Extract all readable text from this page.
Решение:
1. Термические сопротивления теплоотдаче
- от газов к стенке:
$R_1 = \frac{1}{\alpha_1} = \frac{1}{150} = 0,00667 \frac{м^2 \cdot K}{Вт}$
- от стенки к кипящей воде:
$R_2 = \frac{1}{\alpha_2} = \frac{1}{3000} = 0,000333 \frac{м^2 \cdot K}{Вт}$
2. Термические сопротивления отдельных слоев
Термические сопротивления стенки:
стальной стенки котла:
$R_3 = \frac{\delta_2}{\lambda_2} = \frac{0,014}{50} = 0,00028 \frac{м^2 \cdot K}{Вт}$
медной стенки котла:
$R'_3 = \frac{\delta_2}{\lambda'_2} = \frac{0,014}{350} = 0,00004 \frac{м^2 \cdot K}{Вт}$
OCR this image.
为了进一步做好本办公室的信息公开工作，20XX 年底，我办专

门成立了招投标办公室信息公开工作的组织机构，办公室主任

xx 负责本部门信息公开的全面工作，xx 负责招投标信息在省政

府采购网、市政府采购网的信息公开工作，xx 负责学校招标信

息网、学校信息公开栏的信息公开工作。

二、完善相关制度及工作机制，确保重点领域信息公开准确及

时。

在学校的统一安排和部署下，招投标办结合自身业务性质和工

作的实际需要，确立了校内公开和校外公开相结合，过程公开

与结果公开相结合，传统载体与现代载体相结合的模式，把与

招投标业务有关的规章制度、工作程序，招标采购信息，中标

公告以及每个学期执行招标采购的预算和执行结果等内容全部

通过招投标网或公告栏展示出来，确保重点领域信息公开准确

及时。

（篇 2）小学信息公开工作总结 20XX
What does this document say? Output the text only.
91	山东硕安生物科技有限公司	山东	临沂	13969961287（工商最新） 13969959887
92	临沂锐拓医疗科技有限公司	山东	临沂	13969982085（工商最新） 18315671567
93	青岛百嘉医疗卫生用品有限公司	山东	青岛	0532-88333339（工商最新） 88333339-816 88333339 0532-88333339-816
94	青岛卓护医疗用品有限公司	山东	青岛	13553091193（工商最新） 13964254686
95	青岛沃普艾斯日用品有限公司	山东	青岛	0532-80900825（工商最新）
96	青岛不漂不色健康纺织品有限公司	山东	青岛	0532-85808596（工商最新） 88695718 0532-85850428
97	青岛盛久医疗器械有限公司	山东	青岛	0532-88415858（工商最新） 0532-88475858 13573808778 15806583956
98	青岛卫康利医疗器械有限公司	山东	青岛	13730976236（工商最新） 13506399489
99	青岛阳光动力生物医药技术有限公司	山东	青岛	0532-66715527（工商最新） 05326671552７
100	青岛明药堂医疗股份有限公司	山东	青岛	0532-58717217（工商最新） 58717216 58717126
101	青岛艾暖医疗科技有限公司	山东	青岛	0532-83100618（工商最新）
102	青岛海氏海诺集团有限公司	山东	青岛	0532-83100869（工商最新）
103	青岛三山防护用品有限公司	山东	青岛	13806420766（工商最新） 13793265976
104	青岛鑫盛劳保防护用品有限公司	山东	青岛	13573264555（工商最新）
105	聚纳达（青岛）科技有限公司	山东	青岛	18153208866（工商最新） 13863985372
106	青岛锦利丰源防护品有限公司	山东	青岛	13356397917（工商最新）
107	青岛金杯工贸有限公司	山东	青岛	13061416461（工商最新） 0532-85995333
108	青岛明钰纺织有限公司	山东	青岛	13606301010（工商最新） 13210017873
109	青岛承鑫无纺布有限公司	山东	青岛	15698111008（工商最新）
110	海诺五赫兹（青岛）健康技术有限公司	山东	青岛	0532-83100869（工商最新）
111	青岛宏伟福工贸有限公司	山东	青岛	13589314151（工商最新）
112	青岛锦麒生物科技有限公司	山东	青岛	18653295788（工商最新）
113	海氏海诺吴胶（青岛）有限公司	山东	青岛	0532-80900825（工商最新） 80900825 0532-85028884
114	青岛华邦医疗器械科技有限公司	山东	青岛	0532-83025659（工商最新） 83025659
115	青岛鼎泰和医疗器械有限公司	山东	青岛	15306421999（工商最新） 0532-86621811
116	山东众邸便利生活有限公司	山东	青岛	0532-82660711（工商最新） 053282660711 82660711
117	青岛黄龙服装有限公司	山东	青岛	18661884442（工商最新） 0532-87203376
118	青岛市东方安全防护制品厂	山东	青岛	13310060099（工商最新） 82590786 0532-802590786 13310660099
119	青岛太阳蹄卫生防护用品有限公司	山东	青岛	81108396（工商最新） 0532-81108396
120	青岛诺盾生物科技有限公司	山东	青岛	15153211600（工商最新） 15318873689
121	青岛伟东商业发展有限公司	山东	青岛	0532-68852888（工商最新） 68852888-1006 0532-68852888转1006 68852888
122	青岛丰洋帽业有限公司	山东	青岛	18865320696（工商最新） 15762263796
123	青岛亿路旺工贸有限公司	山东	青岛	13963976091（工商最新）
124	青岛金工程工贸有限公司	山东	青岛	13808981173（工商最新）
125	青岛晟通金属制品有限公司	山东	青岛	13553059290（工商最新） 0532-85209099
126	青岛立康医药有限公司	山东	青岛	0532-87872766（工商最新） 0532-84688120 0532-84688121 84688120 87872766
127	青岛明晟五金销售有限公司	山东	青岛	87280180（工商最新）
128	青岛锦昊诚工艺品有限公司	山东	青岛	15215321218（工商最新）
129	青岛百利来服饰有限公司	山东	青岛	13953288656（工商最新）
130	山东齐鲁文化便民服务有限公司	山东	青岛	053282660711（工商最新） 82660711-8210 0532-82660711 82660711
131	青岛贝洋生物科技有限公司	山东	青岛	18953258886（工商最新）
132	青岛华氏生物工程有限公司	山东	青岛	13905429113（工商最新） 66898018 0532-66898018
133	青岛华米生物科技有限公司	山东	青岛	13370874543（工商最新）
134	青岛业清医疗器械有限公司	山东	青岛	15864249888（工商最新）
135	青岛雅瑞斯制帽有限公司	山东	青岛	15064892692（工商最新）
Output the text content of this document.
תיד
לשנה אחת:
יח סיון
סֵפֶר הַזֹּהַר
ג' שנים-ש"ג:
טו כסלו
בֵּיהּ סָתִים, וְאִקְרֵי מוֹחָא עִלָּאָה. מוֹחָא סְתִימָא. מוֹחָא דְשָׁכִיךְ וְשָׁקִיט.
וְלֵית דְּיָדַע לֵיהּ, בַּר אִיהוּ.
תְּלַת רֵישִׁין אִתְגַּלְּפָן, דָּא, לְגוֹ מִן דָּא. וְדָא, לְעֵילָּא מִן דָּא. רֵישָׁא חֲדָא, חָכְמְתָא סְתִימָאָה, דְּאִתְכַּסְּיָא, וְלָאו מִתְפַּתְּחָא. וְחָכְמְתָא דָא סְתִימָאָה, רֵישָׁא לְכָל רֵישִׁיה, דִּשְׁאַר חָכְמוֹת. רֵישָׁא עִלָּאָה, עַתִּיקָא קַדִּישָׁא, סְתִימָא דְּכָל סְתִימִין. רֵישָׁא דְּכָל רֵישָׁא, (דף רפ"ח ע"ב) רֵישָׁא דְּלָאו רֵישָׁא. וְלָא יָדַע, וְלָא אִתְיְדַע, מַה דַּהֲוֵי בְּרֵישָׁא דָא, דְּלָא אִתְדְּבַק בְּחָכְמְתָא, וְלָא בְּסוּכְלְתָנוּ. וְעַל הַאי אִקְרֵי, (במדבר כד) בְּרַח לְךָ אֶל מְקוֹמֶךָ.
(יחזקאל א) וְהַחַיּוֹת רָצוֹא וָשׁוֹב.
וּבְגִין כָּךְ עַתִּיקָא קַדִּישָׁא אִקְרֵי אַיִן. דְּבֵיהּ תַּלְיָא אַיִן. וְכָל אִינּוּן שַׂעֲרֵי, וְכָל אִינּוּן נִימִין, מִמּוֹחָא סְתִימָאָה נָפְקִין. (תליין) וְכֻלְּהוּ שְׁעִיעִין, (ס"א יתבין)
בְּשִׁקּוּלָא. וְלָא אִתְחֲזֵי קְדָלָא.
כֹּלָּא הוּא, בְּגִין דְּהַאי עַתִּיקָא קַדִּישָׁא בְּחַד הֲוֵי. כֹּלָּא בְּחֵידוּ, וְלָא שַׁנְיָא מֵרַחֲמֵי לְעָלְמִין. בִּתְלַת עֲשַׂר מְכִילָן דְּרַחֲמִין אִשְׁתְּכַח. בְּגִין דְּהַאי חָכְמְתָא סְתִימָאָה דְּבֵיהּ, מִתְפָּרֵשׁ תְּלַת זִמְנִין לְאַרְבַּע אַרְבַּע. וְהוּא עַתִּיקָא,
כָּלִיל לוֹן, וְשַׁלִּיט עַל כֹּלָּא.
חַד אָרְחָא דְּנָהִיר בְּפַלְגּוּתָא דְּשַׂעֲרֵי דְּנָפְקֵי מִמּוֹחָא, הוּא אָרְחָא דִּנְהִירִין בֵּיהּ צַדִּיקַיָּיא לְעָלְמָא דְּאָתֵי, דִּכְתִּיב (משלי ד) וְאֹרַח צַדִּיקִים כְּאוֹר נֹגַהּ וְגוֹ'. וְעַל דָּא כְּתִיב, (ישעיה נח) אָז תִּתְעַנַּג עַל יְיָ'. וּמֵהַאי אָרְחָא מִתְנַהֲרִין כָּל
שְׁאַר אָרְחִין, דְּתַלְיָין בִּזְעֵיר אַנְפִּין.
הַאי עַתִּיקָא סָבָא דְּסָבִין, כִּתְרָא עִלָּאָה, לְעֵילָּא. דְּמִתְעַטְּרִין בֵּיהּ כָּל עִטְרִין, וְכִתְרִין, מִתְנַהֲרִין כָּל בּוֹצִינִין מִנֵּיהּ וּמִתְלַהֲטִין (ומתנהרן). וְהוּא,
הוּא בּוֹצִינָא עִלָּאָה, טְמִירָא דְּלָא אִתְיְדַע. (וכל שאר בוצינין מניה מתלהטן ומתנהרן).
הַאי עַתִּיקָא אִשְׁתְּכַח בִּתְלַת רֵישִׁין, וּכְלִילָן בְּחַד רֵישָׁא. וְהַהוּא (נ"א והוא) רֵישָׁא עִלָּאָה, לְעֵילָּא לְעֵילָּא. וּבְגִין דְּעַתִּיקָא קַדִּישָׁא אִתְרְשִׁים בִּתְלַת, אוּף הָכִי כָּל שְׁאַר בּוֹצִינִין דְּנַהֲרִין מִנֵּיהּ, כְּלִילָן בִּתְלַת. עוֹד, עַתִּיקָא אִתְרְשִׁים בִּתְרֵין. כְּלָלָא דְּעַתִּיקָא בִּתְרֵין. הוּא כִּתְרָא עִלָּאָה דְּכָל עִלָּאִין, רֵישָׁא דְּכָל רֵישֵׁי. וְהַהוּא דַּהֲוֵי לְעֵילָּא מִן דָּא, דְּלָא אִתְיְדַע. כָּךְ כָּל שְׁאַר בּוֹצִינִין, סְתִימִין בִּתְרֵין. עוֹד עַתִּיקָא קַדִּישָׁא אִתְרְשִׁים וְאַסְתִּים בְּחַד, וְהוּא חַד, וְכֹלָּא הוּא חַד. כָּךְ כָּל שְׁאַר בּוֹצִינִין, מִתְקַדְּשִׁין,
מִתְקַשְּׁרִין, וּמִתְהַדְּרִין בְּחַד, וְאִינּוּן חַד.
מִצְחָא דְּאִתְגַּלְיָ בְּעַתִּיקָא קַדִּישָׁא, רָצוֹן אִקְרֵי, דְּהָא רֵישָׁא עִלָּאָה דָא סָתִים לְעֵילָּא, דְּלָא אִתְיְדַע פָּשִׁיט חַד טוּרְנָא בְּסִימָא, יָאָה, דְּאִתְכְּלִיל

==*==

Give the number of lines in the material above that have the word "Термические" in them, and nothing more.

SOLUTION TO THIS EXERCISE: 3